Listing:
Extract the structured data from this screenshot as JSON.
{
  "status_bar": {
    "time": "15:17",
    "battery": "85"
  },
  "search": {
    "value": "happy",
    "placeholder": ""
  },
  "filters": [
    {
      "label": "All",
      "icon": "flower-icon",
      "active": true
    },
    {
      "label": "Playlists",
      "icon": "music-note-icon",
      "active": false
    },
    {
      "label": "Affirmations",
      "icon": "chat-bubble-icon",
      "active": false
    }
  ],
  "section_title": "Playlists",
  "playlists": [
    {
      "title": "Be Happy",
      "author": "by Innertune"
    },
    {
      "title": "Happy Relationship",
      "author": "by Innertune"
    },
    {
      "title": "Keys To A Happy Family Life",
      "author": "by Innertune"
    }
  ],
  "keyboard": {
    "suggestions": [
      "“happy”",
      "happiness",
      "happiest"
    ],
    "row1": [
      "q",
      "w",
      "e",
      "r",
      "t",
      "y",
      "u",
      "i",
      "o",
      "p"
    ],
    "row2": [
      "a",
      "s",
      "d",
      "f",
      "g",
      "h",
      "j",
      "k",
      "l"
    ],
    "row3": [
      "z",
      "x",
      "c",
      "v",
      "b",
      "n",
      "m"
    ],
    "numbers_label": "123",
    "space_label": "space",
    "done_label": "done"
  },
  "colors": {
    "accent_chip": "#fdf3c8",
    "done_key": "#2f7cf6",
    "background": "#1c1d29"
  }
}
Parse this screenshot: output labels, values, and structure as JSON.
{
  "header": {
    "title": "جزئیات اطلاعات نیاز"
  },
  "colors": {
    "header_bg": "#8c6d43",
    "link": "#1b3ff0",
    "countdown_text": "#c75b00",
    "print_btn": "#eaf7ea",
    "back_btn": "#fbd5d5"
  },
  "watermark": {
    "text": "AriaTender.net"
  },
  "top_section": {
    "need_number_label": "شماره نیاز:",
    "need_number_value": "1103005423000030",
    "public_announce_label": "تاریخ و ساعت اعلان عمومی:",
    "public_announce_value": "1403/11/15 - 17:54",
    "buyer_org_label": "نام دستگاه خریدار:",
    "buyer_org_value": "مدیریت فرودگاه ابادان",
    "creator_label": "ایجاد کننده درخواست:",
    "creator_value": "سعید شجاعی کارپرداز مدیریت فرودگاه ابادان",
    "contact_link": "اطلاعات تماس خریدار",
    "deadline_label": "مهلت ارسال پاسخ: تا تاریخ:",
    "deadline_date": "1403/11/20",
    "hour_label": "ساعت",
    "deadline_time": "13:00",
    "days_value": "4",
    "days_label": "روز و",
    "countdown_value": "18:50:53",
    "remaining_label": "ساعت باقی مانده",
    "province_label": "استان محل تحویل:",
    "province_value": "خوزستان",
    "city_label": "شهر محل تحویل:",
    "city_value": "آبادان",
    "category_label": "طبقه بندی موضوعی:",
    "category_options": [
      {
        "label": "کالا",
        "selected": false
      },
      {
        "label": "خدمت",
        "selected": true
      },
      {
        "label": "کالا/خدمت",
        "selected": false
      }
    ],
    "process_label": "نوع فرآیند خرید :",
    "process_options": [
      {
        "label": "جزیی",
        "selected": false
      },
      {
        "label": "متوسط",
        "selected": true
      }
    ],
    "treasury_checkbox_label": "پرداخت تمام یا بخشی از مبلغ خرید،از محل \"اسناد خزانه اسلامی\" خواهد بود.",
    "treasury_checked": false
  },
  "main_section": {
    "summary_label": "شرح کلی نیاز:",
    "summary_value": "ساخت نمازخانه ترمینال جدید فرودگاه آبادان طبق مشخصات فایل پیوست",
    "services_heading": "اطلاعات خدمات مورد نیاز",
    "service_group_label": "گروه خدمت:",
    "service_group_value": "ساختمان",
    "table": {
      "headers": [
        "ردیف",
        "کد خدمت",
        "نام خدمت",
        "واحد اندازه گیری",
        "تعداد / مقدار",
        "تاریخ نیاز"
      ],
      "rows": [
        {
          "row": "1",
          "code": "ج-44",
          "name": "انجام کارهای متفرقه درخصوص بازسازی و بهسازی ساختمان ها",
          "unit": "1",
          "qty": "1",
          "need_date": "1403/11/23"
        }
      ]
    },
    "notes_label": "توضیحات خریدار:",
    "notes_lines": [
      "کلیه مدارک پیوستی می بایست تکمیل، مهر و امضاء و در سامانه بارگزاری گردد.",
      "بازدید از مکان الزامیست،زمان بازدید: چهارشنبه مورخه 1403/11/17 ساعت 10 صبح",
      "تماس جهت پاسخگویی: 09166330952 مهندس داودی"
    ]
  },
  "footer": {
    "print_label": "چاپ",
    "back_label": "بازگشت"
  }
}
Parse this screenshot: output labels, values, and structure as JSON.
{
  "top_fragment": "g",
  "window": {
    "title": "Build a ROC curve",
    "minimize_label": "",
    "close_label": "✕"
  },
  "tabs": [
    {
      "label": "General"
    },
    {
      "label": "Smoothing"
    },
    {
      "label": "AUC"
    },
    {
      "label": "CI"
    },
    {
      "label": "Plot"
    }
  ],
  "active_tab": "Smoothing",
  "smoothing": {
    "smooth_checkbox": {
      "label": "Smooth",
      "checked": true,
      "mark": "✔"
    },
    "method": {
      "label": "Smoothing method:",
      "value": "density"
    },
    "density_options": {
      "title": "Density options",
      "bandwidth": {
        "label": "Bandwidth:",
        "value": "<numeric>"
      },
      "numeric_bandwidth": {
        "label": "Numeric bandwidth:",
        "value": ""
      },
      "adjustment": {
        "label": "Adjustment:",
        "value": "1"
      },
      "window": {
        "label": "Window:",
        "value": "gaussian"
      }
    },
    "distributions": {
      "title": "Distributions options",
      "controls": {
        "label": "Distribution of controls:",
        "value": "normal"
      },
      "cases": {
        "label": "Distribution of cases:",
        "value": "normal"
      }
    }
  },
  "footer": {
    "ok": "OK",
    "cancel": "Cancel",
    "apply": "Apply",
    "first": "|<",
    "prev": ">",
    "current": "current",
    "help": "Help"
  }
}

What you need to do: Copy every record exactly, with nothing added or dropped.

Answer to this problem:
Extract the structured data from this screenshot as JSON.
{
  "status_bar": {
    "time": "15:17",
    "battery": "85"
  },
  "search": {
    "value": "happy",
    "placeholder": ""
  },
  "filters": [
    {
      "label": "All",
      "icon": "flower-icon",
      "active": true
    },
    {
      "label": "Playlists",
      "icon": "music-note-icon",
      "active": false
    },
    {
      "label": "Affirmations",
      "icon": "chat-bubble-icon",
      "active": false
    }
  ],
  "section_title": "Playlists",
  "playlists": [
    {
      "title": "Be Happy",
      "author": "by Innertune"
    },
    {
      "title": "Happy Relationship",
      "author": "by Innertune"
    },
    {
      "title": "Keys To A Happy Family Life",
      "author": "by Innertune"
    }
  ],
  "keyboard": {
    "suggestions": [
      "“happy”",
      "happiness",
      "happiest"
    ],
    "row1": [
      "q",
      "w",
      "e",
      "r",
      "t",
      "y",
      "u",
      "i",
      "o",
      "p"
    ],
    "row2": [
      "a",
      "s",
      "d",
      "f",
      "g",
      "h",
      "j",
      "k",
      "l"
    ],
    "row3": [
      "z",
      "x",
      "c",
      "v",
      "b",
      "n",
      "m"
    ],
    "numbers_label": "123",
    "space_label": "space",
    "done_label": "done"
  },
  "colors": {
    "accent_chip": "#fdf3c8",
    "done_key": "#2f7cf6",
    "background": "#1c1d29"
  }
}
Parse this screenshot: output labels, values, and structure as JSON.
{
  "header": {
    "title": "جزئیات اطلاعات نیاز"
  },
  "colors": {
    "header_bg": "#8c6d43",
    "link": "#1b3ff0",
    "countdown_text": "#c75b00",
    "print_btn": "#eaf7ea",
    "back_btn": "#fbd5d5"
  },
  "watermark": {
    "text": "AriaTender.net"
  },
  "top_section": {
    "need_number_label": "شماره نیاز:",
    "need_number_value": "1103005423000030",
    "public_announce_label": "تاریخ و ساعت اعلان عمومی:",
    "public_announce_value": "1403/11/15 - 17:54",
    "buyer_org_label": "نام دستگاه خریدار:",
    "buyer_org_value": "مدیریت فرودگاه ابادان",
    "creator_label": "ایجاد کننده درخواست:",
    "creator_value": "سعید شجاعی کارپرداز مدیریت فرودگاه ابادان",
    "contact_link": "اطلاعات تماس خریدار",
    "deadline_label": "مهلت ارسال پاسخ: تا تاریخ:",
    "deadline_date": "1403/11/20",
    "hour_label": "ساعت",
    "deadline_time": "13:00",
    "days_value": "4",
    "days_label": "روز و",
    "countdown_value": "18:50:53",
    "remaining_label": "ساعت باقی مانده",
    "province_label": "استان محل تحویل:",
    "province_value": "خوزستان",
    "city_label": "شهر محل تحویل:",
    "city_value": "آبادان",
    "category_label": "طبقه بندی موضوعی:",
    "category_options": [
      {
        "label": "کالا",
        "selected": false
      },
      {
        "label": "خدمت",
        "selected": true
      },
      {
        "label": "کالا/خدمت",
        "selected": false
      }
    ],
    "process_label": "نوع فرآیند خرید :",
    "process_options": [
      {
        "label": "جزیی",
        "selected": false
      },
      {
        "label": "متوسط",
        "selected": true
      }
    ],
    "treasury_checkbox_label": "پرداخت تمام یا بخشی از مبلغ خرید،از محل \"اسناد خزانه اسلامی\" خواهد بود.",
    "treasury_checked": false
  },
  "main_section": {
    "summary_label": "شرح کلی نیاز:",
    "summary_value": "ساخت نمازخانه ترمینال جدید فرودگاه آبادان طبق مشخصات فایل پیوست",
    "services_heading": "اطلاعات خدمات مورد نیاز",
    "service_group_label": "گروه خدمت:",
    "service_group_value": "ساختمان",
    "table": {
      "headers": [
        "ردیف",
        "کد خدمت",
        "نام خدمت",
        "واحد اندازه گیری",
        "تعداد / مقدار",
        "تاریخ نیاز"
      ],
      "rows": [
        {
          "row": "1",
          "code": "ج-44",
          "name": "انجام کارهای متفرقه درخصوص بازسازی و بهسازی ساختمان ها",
          "unit": "1",
          "qty": "1",
          "need_date": "1403/11/23"
        }
      ]
    },
    "notes_label": "توضیحات خریدار:",
    "notes_lines": [
      "کلیه مدارک پیوستی می بایست تکمیل، مهر و امضاء و در سامانه بارگزاری گردد.",
      "بازدید از مکان الزامیست،زمان بازدید: چهارشنبه مورخه 1403/11/17 ساعت 10 صبح",
      "تماس جهت پاسخگویی: 09166330952 مهندس داودی"
    ]
  },
  "footer": {
    "print_label": "چاپ",
    "back_label": "بازگشت"
  }
}
Parse this screenshot: output labels, values, and structure as JSON.
{
  "top_fragment": "g",
  "window": {
    "title": "Build a ROC curve",
    "minimize_label": "",
    "close_label": "✕"
  },
  "tabs": [
    {
      "label": "General"
    },
    {
      "label": "Smoothing"
    },
    {
      "label": "AUC"
    },
    {
      "label": "CI"
    },
    {
      "label": "Plot"
    }
  ],
  "active_tab": "Smoothing",
  "smoothing": {
    "smooth_checkbox": {
      "label": "Smooth",
      "checked": true,
      "mark": "✔"
    },
    "method": {
      "label": "Smoothing method:",
      "value": "density"
    },
    "density_options": {
      "title": "Density options",
      "bandwidth": {
        "label": "Bandwidth:",
        "value": "<numeric>"
      },
      "numeric_bandwidth": {
        "label": "Numeric bandwidth:",
        "value": ""
      },
      "adjustment": {
        "label": "Adjustment:",
        "value": "1"
      },
      "window": {
        "label": "Window:",
        "value": "gaussian"
      }
    },
    "distributions": {
      "title": "Distributions options",
      "controls": {
        "label": "Distribution of controls:",
        "value": "normal"
      },
      "cases": {
        "label": "Distribution of cases:",
        "value": "normal"
      }
    }
  },
  "footer": {
    "ok": "OK",
    "cancel": "Cancel",
    "apply": "Apply",
    "first": "|<",
    "prev": ">",
    "current": "current",
    "help": "Help"
  }
}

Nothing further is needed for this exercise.